**Goal**:
Gather all lines in the entries that include the word "Ursus".
########################################
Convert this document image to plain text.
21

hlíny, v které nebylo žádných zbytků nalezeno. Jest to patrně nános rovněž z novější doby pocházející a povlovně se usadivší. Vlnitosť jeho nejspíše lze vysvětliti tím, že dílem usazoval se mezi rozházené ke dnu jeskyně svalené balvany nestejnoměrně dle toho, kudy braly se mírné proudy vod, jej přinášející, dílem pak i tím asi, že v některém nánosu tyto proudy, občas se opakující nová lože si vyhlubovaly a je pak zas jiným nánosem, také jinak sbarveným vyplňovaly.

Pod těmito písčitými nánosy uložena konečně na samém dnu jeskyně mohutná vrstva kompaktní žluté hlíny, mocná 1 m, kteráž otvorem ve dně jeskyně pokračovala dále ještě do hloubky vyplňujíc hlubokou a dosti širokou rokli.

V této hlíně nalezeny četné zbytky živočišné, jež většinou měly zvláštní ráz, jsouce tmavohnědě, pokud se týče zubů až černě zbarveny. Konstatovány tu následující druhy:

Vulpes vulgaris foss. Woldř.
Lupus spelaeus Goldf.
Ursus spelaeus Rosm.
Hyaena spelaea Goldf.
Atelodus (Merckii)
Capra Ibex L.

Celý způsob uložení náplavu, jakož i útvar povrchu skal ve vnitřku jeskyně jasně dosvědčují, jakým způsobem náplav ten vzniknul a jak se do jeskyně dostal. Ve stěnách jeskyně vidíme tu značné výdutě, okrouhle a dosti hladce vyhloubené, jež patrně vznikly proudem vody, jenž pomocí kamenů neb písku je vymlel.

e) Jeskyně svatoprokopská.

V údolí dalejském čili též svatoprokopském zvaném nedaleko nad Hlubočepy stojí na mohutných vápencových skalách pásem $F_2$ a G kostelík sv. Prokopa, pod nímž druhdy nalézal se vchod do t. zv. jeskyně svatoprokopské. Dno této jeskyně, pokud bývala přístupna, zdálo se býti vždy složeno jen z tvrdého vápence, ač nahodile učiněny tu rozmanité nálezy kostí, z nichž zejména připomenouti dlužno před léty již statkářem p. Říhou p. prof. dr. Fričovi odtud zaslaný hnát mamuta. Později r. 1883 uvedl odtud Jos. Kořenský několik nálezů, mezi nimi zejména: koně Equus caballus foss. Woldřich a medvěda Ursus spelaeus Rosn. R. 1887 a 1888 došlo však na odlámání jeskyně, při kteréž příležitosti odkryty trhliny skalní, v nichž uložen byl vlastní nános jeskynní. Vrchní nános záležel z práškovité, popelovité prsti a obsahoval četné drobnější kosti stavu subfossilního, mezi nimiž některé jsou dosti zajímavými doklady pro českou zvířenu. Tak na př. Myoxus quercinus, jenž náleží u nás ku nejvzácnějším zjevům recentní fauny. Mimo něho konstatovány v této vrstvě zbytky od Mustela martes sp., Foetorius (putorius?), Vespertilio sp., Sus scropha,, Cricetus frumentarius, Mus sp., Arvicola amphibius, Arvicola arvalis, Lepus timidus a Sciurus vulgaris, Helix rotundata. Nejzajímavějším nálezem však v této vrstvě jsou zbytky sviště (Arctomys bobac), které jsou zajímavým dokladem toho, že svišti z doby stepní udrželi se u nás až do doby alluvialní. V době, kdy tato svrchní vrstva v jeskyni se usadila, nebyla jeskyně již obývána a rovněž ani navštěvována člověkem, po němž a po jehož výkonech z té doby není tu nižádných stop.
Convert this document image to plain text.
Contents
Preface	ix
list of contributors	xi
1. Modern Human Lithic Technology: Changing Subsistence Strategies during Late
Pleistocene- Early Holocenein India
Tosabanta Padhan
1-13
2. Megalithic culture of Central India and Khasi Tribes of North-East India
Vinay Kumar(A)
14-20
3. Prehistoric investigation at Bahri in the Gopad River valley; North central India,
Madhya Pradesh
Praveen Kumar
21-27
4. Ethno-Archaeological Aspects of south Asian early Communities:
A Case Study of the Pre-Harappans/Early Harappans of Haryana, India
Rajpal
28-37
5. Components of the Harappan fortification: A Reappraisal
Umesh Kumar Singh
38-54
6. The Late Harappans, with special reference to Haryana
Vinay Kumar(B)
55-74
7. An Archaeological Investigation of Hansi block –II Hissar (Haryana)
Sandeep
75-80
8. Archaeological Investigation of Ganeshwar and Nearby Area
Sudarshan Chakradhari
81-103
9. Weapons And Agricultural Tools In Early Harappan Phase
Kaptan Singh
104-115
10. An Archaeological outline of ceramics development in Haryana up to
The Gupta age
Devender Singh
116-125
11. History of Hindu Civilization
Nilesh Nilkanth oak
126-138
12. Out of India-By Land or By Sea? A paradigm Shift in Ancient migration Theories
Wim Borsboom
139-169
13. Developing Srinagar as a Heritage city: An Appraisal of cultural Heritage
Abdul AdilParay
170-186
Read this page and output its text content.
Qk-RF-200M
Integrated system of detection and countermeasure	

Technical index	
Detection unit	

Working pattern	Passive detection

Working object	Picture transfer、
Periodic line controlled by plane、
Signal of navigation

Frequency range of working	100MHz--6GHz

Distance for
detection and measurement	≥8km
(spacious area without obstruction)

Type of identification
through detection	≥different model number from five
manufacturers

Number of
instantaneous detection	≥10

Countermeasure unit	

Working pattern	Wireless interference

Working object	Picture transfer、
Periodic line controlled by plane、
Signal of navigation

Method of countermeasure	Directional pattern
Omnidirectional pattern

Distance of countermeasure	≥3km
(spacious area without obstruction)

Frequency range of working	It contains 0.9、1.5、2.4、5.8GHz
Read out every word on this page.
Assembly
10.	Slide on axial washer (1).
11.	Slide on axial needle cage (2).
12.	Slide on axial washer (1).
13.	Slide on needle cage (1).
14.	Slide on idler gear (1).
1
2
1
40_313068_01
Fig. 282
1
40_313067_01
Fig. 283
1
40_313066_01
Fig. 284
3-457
########################################
**Response to this exercise**:
Ursus spelaeus Rosm.
V údolí dalejském čili též svatoprokopském zvaném nedaleko nad Hlubočepy stojí na mohutných vápencových skalách pásem $F_2$ a G kostelík sv. Prokopa, pod nímž druhdy nalézal se vchod do t. zv. jeskyně svatoprokopské. Dno této jeskyně, pokud bývala přístupna, zdálo se býti vždy složeno jen z tvrdého vápence, ač nahodile učiněny tu rozmanité nálezy kostí, z nichž zejména připomenouti dlužno před léty již statkářem p. Říhou p. prof. dr. Fričovi odtud zaslaný hnát mamuta. Později r. 1883 uvedl odtud Jos. Kořenský několik nálezů, mezi nimi zejména: koně Equus caballus foss. Woldřich a medvěda Ursus spelaeus Rosn. R. 1887 a 1888 došlo však na odlámání jeskyně, při kteréž příležitosti odkryty trhliny skalní, v nichž uložen byl vlastní nános jeskynní. Vrchní nános záležel z práškovité, popelovité prsti a obsahoval četné drobnější kosti stavu subfossilního, mezi nimiž některé jsou dosti zajímavými doklady pro českou zvířenu. Tak na př. Myoxus quercinus, jenž náleží u nás ku nejvzácnějším zjevům recentní fauny. Mimo něho konstatovány v této vrstvě zbytky od Mustela martes sp., Foetorius (putorius?), Vespertilio sp., Sus scropha,, Cricetus frumentarius, Mus sp., Arvicola amphibius, Arvicola arvalis, Lepus timidus a Sciurus vulgaris, Helix rotundata. Nejzajímavějším nálezem však v této vrstvě jsou zbytky sviště (Arctomys bobac), které jsou zajímavým dokladem toho, že svišti z doby stepní udrželi se u nás až do doby alluvialní. V době, kdy tato svrchní vrstva v jeskyni se usadila, nebyla jeskyně již obývána a rovněž ani navštěvována člověkem, po němž a po jehož výkonech z té doby není tu nižádných stop.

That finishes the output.